INSTRUCTIONS FOR THE TASK
Identify each line in the records below that contains the word "true", and copy it.

DATASET ROWS

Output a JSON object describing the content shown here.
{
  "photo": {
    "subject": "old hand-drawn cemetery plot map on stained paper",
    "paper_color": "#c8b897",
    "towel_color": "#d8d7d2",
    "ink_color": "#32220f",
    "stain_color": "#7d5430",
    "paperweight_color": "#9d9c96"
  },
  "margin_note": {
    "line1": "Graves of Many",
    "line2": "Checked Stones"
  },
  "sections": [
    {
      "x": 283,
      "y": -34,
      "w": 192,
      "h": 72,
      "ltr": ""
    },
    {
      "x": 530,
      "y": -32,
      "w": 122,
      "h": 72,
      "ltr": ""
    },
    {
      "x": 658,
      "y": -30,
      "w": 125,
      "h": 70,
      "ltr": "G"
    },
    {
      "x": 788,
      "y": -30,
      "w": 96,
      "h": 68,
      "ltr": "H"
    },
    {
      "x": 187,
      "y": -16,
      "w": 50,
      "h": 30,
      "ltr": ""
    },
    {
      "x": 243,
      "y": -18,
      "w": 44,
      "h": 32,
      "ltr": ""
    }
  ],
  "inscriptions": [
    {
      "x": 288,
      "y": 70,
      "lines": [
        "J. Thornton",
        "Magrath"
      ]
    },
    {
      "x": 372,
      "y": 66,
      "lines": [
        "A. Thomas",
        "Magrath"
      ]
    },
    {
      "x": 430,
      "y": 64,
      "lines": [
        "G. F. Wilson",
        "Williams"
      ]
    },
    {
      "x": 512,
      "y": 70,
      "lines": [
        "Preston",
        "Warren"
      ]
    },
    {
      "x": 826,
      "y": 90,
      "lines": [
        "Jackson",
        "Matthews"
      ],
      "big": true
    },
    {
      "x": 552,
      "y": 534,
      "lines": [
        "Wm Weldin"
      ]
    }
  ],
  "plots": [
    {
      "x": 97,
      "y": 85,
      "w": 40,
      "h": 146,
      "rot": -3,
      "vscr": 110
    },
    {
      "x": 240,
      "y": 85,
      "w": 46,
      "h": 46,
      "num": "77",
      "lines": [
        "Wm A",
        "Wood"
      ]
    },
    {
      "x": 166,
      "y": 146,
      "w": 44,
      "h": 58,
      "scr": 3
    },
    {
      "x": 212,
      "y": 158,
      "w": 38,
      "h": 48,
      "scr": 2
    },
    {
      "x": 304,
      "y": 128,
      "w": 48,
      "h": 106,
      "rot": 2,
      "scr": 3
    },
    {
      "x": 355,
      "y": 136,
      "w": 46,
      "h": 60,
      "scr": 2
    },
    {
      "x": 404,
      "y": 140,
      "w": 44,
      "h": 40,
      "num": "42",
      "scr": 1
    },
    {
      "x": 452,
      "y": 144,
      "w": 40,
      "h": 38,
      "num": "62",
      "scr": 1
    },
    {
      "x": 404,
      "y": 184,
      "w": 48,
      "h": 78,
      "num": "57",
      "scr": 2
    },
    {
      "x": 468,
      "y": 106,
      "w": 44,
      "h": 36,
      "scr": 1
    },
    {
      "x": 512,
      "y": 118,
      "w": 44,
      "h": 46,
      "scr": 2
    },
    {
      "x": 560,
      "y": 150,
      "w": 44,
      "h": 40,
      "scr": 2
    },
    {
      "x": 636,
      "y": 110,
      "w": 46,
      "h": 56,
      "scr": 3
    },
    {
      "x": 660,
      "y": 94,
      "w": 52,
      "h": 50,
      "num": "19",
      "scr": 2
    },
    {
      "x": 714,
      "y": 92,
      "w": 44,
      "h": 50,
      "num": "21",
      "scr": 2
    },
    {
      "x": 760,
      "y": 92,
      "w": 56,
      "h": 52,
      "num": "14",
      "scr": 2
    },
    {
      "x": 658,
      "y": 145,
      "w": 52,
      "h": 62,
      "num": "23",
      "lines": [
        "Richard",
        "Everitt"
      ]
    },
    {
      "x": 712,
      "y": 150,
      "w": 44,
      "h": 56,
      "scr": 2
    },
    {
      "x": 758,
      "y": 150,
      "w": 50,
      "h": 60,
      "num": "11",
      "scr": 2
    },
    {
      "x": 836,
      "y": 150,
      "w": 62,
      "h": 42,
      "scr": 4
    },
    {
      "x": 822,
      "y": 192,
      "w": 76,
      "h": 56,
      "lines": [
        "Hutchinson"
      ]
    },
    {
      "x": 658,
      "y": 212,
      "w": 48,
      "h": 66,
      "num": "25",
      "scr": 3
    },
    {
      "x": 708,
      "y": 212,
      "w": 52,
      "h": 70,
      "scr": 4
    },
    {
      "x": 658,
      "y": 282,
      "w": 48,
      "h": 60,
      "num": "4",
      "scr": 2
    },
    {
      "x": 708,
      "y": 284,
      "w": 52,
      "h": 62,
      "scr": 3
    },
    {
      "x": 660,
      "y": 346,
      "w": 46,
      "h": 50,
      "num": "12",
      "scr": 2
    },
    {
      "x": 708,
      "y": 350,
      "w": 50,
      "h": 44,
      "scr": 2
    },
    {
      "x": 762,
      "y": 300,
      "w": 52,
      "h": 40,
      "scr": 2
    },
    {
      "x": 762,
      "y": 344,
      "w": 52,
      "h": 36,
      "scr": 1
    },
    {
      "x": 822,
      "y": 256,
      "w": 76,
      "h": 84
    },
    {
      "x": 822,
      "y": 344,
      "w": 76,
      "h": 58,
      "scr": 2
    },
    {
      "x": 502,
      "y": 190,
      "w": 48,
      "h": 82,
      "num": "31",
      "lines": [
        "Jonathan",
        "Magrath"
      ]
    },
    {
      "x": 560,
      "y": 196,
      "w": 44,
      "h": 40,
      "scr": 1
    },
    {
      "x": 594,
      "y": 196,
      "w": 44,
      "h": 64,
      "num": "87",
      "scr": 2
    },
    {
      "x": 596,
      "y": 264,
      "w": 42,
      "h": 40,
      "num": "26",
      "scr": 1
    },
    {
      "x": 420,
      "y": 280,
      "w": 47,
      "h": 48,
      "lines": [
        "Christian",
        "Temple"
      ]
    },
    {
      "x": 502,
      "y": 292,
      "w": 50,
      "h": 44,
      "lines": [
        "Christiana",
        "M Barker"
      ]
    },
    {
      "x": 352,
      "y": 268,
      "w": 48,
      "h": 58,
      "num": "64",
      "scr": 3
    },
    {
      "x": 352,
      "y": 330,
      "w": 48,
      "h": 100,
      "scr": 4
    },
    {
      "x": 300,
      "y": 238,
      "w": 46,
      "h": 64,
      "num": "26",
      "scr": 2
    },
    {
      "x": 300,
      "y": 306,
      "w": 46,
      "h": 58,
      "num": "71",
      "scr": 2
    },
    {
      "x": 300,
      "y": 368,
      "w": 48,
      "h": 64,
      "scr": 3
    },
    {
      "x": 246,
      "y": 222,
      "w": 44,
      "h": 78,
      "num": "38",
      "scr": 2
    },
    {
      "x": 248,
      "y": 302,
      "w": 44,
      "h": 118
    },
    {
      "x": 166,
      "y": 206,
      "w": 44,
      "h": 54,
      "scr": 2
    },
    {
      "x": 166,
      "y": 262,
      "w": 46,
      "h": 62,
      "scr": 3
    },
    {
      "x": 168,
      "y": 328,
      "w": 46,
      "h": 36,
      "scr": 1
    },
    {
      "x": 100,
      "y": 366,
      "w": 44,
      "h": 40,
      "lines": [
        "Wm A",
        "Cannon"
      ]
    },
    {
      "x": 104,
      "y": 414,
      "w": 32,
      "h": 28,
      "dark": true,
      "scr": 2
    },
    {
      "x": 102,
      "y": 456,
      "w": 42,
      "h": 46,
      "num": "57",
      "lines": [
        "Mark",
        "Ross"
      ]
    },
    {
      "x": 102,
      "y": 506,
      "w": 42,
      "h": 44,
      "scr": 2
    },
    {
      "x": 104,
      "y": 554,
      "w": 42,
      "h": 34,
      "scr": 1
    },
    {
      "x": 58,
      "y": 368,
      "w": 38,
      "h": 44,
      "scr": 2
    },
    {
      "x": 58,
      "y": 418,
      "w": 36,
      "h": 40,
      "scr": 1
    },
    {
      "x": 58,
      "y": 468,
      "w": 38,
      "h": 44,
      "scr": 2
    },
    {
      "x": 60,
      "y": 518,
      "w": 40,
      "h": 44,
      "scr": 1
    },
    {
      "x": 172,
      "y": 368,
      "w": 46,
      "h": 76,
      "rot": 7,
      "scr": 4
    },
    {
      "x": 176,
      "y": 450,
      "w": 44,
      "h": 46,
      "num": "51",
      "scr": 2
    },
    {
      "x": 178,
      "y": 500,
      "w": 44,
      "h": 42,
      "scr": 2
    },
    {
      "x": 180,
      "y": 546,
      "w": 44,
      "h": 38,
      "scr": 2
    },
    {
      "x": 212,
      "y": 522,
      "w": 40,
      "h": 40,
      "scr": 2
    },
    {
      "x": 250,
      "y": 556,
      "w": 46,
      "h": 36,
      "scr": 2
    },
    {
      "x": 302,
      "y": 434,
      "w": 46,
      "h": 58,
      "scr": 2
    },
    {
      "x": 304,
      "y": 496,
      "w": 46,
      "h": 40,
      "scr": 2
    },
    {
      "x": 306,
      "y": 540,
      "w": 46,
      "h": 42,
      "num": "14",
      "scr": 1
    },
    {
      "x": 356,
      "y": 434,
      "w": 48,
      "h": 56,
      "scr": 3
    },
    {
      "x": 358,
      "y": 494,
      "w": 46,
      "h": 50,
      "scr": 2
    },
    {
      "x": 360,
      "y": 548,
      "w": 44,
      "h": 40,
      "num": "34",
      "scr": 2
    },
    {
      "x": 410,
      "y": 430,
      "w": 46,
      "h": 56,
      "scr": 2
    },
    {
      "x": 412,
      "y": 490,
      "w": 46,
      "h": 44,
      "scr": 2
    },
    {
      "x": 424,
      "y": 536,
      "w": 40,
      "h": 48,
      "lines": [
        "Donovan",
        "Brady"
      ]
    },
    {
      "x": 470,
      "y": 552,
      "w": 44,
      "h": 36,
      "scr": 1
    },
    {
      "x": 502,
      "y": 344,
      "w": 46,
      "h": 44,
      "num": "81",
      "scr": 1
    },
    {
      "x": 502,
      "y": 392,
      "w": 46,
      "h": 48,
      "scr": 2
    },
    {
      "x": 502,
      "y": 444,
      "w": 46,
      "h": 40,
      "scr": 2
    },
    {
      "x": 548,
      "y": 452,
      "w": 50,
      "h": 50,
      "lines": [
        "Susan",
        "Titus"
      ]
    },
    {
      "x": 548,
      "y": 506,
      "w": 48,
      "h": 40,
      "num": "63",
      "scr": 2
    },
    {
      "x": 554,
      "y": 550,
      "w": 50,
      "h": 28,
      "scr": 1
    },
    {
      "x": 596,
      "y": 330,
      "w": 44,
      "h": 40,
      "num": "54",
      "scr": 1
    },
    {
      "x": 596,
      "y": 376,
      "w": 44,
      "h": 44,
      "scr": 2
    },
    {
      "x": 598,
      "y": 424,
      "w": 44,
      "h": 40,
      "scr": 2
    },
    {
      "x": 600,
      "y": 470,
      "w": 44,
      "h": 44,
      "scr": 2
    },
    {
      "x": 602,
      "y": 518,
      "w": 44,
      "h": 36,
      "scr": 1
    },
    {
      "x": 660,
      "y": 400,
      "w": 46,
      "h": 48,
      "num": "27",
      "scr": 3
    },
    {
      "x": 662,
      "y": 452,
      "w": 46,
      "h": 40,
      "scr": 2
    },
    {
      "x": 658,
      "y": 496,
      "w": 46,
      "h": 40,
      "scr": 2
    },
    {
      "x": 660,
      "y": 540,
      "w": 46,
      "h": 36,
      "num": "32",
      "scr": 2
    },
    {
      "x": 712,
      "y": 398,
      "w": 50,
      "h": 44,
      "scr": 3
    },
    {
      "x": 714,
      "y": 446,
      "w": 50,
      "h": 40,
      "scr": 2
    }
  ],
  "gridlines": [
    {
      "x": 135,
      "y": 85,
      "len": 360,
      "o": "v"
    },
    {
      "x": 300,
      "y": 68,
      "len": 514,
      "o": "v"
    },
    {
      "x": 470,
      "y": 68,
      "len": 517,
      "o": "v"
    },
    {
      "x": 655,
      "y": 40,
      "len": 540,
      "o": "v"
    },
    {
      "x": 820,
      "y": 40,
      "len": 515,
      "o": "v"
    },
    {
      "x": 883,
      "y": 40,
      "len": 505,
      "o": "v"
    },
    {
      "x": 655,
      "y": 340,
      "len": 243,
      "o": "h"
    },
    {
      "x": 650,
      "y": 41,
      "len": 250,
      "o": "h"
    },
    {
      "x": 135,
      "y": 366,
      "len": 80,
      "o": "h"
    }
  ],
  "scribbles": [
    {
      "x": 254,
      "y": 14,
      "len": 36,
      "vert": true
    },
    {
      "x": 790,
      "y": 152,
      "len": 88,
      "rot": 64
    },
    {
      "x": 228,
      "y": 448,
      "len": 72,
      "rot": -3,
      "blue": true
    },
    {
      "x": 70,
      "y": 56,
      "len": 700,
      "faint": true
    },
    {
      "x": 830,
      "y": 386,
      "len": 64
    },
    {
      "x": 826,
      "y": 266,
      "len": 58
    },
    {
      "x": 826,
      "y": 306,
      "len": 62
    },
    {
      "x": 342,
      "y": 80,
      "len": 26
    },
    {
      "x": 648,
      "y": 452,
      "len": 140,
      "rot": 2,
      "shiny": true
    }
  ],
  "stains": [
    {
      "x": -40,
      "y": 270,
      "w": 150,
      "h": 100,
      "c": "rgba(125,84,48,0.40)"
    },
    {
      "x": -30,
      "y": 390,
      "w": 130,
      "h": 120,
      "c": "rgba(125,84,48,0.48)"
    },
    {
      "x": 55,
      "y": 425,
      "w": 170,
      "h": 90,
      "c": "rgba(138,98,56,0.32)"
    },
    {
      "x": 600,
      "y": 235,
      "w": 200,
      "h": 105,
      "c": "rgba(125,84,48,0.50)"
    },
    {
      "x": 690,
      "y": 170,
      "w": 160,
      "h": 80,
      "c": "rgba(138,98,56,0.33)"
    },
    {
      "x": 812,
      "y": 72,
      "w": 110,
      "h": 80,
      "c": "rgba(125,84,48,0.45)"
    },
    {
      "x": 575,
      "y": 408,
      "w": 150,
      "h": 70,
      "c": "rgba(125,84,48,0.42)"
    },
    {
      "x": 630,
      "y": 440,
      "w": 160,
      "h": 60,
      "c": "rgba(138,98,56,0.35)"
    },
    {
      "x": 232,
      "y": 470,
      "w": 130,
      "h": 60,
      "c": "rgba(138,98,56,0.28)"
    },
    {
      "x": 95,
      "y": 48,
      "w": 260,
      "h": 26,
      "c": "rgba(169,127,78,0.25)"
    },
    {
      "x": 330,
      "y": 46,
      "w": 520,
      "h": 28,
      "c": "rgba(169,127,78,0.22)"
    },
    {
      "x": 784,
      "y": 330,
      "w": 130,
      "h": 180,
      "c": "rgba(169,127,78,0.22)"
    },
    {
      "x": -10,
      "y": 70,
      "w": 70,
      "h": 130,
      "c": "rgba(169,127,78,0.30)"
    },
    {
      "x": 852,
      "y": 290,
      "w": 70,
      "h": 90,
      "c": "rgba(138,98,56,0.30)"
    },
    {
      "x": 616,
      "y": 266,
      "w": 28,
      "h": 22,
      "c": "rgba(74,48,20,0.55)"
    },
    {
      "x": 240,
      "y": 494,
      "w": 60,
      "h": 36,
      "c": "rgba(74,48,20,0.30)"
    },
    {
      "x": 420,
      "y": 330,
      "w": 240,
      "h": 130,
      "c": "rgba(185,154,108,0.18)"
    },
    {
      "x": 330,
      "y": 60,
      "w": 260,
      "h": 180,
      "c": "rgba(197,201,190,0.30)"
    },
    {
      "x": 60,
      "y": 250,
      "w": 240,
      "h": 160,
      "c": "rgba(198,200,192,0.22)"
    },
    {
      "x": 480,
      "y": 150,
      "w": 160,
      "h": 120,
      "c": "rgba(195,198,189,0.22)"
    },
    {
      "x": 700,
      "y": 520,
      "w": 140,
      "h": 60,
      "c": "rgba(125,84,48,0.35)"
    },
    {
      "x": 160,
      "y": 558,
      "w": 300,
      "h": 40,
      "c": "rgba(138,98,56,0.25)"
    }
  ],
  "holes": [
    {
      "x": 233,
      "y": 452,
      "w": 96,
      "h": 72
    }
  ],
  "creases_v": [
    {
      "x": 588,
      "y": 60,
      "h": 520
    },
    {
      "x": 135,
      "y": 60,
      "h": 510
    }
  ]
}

ANSWER TO THIS EXERCISE
      "big": true
      "dark": true,
      "vert": true
      "blue": true
      "faint": true
      "shiny": true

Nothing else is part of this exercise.